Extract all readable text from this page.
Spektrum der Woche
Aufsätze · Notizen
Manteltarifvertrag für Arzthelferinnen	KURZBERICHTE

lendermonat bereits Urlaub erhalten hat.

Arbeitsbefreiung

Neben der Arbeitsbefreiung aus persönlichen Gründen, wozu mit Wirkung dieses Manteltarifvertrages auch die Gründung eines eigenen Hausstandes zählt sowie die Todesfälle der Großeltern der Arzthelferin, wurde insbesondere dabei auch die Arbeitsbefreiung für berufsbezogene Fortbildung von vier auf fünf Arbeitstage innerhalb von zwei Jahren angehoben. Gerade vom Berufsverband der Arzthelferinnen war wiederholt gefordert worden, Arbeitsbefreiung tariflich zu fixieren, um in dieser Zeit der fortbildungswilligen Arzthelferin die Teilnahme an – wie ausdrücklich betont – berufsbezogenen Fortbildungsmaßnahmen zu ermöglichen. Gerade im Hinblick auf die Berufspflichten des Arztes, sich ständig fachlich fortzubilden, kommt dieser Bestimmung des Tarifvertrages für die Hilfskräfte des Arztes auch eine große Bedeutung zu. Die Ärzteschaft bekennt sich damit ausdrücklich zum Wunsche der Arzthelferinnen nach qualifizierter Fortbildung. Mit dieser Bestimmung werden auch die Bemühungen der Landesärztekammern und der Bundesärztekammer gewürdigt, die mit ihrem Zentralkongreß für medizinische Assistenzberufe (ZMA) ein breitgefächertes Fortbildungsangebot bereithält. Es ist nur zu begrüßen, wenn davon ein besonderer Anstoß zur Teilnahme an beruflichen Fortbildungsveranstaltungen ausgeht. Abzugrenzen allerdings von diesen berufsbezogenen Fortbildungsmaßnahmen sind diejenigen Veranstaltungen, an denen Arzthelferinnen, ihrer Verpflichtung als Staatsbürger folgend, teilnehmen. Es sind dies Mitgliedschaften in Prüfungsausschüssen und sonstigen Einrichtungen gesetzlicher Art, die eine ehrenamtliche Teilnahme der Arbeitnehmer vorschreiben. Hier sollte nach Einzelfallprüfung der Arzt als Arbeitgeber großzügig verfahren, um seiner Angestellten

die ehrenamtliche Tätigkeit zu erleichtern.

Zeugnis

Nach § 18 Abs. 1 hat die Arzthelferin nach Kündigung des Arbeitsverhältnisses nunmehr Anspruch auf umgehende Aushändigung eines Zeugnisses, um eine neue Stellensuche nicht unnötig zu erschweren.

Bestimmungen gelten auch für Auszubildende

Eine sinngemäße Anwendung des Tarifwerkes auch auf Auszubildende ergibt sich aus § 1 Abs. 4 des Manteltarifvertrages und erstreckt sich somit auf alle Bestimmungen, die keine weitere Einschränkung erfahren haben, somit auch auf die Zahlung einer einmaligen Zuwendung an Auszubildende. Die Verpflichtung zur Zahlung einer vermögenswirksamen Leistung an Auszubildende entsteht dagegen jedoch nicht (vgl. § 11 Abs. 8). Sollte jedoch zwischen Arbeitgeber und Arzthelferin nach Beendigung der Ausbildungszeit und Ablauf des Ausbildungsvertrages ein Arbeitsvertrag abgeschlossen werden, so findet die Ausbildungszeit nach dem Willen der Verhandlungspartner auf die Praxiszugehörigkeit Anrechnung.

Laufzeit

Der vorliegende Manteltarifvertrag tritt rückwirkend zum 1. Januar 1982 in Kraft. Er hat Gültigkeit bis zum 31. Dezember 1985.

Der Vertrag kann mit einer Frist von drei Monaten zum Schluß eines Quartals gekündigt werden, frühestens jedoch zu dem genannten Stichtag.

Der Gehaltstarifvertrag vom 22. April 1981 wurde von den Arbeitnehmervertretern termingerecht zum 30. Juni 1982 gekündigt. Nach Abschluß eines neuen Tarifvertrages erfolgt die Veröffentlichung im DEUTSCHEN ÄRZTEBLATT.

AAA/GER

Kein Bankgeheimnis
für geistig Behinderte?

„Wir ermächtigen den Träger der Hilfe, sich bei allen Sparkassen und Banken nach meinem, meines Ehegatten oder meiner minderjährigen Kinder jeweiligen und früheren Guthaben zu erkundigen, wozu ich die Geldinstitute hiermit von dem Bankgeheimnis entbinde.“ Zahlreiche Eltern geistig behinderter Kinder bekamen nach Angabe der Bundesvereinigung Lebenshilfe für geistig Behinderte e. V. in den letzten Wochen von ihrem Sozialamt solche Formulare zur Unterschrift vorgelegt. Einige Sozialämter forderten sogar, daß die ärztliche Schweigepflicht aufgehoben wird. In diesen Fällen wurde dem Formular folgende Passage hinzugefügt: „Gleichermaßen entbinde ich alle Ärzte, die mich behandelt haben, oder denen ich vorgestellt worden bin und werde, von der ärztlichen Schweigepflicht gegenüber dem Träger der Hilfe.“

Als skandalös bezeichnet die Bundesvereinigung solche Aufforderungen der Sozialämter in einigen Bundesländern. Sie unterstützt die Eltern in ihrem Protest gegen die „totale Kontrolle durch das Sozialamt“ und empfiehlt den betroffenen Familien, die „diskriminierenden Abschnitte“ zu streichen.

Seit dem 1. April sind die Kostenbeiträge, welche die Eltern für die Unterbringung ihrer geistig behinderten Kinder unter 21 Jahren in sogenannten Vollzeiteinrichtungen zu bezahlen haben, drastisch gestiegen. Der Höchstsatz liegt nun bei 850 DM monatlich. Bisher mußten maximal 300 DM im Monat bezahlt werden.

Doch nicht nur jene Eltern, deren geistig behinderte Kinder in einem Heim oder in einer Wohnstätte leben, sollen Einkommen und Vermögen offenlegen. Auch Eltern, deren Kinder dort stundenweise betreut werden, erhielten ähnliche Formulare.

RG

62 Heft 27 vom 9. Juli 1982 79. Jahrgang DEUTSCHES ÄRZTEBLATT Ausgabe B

────────

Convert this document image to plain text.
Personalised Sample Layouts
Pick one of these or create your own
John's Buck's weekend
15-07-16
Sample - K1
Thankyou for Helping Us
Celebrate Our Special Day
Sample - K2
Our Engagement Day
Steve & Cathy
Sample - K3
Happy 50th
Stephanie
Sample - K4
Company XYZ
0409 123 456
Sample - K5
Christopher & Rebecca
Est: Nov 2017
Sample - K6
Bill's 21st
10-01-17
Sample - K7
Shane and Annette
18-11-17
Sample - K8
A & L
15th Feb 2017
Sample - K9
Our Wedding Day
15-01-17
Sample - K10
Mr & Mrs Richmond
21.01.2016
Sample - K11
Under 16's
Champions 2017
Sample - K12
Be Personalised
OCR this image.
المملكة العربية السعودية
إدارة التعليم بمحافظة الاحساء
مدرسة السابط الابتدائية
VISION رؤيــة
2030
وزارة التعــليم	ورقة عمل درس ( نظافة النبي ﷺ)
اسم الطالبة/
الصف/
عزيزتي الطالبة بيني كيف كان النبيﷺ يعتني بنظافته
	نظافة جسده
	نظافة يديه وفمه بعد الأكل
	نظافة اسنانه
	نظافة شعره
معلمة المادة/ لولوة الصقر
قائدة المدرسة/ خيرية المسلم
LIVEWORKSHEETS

────────

--- Given exercise ---
List every line in the records above that contains the word "نظافة".

--- Written answer ---
وزارة التعــليم	ورقة عمل درس ( نظافة النبي ﷺ)
	نظافة جسده
	نظافة يديه وفمه بعد الأكل
	نظافة اسنانه
	نظافة شعره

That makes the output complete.